## Request
Starting with the first line of the listing and going on through the line with "candle [100,279,104,287]", can you write those lines out again with "volume-bar" switched to "vol-bar" and nothing else changed?

## Records for this task
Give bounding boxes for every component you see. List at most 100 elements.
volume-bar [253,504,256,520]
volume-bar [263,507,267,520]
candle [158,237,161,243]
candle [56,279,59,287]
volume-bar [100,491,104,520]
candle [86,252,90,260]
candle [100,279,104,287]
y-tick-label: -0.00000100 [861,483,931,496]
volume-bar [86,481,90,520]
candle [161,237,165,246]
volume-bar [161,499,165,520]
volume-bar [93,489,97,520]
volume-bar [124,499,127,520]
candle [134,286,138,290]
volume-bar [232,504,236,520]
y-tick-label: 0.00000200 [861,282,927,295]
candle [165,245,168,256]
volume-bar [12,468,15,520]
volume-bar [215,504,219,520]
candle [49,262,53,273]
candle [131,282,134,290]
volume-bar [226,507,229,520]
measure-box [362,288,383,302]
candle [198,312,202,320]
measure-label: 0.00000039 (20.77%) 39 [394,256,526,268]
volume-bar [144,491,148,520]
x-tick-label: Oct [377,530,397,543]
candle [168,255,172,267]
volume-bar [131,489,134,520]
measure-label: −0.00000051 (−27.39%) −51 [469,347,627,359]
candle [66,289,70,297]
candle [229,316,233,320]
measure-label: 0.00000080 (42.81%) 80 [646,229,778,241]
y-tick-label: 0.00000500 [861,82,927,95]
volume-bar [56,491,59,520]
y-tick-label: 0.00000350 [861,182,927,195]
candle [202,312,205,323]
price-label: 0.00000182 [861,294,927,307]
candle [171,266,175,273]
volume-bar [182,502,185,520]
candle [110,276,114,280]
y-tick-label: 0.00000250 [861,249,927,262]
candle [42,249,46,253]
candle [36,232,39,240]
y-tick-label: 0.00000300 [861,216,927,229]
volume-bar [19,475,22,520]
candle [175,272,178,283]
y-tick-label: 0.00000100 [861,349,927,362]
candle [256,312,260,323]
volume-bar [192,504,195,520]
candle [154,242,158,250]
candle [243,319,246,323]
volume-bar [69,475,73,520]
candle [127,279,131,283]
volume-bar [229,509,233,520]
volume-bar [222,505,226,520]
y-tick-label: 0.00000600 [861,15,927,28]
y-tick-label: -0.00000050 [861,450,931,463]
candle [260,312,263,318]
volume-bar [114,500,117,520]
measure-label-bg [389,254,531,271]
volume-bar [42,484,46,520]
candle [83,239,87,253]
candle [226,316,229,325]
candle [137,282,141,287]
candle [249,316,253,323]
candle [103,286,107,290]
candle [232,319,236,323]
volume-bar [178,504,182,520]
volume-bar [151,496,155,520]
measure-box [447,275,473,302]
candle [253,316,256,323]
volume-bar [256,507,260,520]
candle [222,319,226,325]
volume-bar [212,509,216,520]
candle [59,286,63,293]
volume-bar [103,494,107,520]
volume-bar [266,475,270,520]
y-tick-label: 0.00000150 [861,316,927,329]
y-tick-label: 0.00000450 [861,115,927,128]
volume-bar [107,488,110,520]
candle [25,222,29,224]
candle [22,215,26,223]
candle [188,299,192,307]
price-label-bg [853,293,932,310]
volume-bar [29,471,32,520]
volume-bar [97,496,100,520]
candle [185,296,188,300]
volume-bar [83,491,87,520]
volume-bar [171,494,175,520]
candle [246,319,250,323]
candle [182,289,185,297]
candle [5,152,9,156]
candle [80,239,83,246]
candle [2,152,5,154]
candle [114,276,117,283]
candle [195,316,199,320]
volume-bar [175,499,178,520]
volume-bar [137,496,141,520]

## Answer to this problem
Give bounding boxes for every component you see. List at most 100 elements.
vol-bar [253,504,256,520]
vol-bar [263,507,267,520]
candle [158,237,161,243]
candle [56,279,59,287]
vol-bar [100,491,104,520]
candle [86,252,90,260]
candle [100,279,104,287]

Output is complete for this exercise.